*** DATA EXTRACT

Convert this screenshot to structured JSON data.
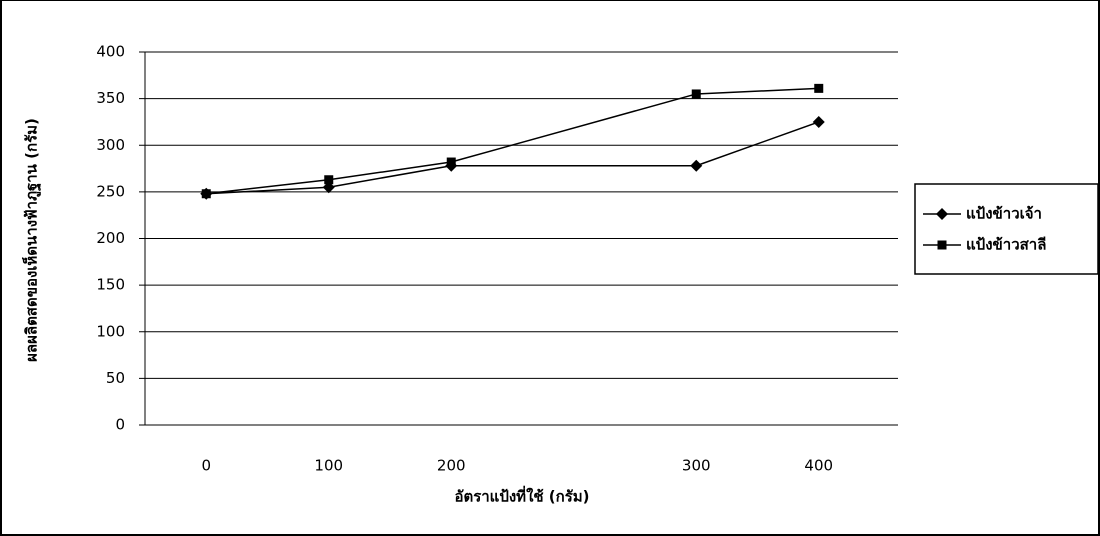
{
  "chart_data": {
    "type": "line",
    "x_label": "อัตราแป้งที่ใช้ (กรัม)",
    "y_label": "ผลผลิตสดของเห็ดนางฟ้าภูฐาน (กรัม)",
    "categories": [
      "0",
      "100",
      "200",
      null,
      "300",
      "400"
    ],
    "series": [
      {
        "name": "แป้งข้าวเจ้า",
        "color": "#000000",
        "marker": "diamond",
        "values": [
          248,
          255,
          278,
          null,
          278,
          325
        ]
      },
      {
        "name": "แป้งข้าวสาลี",
        "color": "#000000",
        "marker": "square",
        "values": [
          248,
          263,
          282,
          null,
          355,
          361
        ]
      }
    ],
    "connect_gaps": true,
    "ylim": [
      0,
      400
    ],
    "yticks": [
      0,
      50,
      100,
      150,
      200,
      250,
      300,
      350,
      400
    ],
    "grid": true,
    "legend": "right"
  }
}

******

**WHAT TO PRODUCE:** Strip out the images, then output the records above word for word.

**TASK SOLUTION:**
Convert this screenshot to structured JSON data.
{
  "chart_data": {
    "type": "line",
    "x_label": "อัตราแป้งที่ใช้ (กรัม)",
    "y_label": "ผลผลิตสดของเห็ดนางฟ้าภูฐาน (กรัม)",
    "categories": [
      "0",
      "100",
      "200",
      null,
      "300",
      "400"
    ],
    "series": [
      {
        "name": "แป้งข้าวเจ้า",
        "color": "#000000",
        "marker": "diamond",
        "values": [
          248,
          255,
          278,
          null,
          278,
          325
        ]
      },
      {
        "name": "แป้งข้าวสาลี",
        "color": "#000000",
        "marker": "square",
        "values": [
          248,
          263,
          282,
          null,
          355,
          361
        ]
      }
    ],
    "connect_gaps": true,
    "ylim": [
      0,
      400
    ],
    "yticks": [
      0,
      50,
      100,
      150,
      200,
      250,
      300,
      350,
      400
    ],
    "grid": true,
    "legend": "right"
  }
}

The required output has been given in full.